[Start of THE INPUT]
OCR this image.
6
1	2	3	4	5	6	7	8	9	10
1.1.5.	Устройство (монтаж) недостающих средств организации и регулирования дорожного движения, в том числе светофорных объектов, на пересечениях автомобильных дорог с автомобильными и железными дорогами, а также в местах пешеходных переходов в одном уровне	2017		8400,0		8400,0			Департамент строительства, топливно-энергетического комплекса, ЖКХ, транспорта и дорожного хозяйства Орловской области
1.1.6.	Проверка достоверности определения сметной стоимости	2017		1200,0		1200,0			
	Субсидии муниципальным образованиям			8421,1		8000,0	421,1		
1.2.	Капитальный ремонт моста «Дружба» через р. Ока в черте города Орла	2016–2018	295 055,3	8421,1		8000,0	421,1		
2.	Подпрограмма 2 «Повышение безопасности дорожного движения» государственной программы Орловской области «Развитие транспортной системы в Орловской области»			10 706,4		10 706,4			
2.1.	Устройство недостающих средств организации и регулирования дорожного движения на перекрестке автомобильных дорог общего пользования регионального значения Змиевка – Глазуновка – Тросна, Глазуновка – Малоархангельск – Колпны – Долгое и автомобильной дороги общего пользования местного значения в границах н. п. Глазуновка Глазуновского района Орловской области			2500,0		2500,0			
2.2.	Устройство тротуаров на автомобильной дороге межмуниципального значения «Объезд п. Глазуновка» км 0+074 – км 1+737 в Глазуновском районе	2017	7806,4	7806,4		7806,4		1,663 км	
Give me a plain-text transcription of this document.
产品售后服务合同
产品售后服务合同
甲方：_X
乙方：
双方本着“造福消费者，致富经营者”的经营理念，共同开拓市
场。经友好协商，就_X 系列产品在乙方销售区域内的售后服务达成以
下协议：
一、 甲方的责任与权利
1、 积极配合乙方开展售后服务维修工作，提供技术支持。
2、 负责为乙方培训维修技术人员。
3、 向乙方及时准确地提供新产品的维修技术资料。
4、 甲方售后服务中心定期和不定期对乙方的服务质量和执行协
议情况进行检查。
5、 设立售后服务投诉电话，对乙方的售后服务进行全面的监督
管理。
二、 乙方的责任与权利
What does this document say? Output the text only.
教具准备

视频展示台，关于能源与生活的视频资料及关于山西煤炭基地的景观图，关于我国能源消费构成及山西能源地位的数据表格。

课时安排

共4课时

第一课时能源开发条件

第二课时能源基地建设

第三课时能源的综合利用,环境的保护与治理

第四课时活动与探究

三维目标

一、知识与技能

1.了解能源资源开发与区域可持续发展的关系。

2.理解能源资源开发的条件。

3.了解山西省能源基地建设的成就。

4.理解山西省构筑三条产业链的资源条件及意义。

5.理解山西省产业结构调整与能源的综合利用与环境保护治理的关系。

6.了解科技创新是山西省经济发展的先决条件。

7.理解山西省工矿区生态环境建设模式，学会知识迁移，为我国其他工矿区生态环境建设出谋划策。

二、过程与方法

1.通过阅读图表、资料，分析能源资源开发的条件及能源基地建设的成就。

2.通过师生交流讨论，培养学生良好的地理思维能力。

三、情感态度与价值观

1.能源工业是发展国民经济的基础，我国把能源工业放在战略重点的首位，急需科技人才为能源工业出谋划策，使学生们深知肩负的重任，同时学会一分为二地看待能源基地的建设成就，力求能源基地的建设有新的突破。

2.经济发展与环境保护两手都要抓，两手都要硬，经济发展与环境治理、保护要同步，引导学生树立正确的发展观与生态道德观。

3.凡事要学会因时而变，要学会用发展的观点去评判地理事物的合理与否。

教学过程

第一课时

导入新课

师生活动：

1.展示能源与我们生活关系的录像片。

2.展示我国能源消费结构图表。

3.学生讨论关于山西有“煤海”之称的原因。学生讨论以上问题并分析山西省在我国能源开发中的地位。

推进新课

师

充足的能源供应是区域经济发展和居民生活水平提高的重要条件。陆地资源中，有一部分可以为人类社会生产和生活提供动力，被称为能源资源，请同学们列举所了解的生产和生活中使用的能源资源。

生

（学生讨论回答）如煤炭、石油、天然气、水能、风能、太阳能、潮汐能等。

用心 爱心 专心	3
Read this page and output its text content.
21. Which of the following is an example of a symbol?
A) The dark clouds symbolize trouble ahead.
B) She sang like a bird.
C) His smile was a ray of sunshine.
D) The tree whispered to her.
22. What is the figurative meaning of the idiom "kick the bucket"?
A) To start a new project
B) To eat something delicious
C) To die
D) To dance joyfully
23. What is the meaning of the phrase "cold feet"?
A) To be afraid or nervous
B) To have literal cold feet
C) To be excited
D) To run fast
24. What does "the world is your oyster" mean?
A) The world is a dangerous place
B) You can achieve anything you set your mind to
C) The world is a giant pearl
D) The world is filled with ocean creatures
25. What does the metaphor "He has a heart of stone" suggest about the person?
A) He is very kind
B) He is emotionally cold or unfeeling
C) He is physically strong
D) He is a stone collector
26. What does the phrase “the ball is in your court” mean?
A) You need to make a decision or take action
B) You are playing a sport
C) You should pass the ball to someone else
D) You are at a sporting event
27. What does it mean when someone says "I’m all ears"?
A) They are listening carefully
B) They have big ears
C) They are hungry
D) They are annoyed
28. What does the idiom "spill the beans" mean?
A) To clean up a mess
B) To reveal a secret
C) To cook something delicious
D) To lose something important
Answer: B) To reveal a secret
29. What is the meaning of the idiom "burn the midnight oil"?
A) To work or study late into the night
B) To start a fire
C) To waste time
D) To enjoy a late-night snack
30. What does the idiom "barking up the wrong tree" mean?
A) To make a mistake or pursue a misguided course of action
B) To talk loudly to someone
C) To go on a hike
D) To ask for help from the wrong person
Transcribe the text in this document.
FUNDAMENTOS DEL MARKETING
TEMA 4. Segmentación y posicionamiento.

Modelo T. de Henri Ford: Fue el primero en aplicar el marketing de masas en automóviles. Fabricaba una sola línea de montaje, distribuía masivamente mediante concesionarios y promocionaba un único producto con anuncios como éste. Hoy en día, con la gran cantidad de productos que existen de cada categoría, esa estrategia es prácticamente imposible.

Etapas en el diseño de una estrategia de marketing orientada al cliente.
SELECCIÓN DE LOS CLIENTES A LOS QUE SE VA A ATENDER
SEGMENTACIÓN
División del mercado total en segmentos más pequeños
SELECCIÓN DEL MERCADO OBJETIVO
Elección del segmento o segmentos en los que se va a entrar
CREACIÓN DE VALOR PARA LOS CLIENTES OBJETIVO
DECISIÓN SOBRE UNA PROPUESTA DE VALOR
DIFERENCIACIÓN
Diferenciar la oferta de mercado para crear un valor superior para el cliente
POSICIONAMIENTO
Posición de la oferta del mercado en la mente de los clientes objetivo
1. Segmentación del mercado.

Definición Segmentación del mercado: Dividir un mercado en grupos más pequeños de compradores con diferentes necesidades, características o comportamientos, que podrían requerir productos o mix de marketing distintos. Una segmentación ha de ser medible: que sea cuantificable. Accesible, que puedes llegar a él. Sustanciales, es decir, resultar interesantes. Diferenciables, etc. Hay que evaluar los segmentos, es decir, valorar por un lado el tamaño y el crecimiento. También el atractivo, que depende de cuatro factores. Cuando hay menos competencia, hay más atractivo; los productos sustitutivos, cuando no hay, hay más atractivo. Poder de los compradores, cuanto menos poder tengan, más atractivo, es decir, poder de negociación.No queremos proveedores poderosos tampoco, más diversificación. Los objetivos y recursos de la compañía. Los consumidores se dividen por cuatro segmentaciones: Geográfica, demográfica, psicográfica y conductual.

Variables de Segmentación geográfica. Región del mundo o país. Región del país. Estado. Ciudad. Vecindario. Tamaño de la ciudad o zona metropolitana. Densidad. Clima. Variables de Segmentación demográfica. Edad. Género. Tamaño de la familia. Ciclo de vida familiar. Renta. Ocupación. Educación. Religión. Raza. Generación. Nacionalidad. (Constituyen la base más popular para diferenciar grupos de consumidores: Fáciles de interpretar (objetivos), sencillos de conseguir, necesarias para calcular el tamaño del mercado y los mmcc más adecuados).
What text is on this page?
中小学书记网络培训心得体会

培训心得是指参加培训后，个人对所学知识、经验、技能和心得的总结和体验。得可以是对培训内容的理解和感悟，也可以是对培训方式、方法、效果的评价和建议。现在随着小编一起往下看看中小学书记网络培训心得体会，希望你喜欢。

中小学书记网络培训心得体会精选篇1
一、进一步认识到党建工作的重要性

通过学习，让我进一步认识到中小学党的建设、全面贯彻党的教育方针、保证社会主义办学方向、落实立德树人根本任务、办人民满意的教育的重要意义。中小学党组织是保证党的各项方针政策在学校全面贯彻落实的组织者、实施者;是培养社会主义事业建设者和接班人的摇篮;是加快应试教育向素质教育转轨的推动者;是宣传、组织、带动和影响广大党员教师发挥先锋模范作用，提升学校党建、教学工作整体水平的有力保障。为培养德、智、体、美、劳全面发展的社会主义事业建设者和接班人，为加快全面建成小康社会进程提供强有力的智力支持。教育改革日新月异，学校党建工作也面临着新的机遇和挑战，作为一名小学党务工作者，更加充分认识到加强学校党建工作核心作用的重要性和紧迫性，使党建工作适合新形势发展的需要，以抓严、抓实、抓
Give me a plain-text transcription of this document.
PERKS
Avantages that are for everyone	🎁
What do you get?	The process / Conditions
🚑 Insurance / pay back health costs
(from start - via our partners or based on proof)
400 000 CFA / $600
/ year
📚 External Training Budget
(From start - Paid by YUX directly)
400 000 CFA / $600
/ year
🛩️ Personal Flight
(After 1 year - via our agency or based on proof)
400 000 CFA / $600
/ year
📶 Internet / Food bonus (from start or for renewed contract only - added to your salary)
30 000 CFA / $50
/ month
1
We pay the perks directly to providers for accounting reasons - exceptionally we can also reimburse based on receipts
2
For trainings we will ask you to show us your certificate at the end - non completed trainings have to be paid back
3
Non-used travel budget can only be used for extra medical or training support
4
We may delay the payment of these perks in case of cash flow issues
[End of THE INPUT]
§ **PROBLEM STATEMENT**: Which lines hold the word "have"? Copy all of them.

§ **THE RESPONSE**:
B) To have literal cold feet
B) They have big ears
For trainings we will ask you to show us your certificate at the end - non completed trainings have to be paid back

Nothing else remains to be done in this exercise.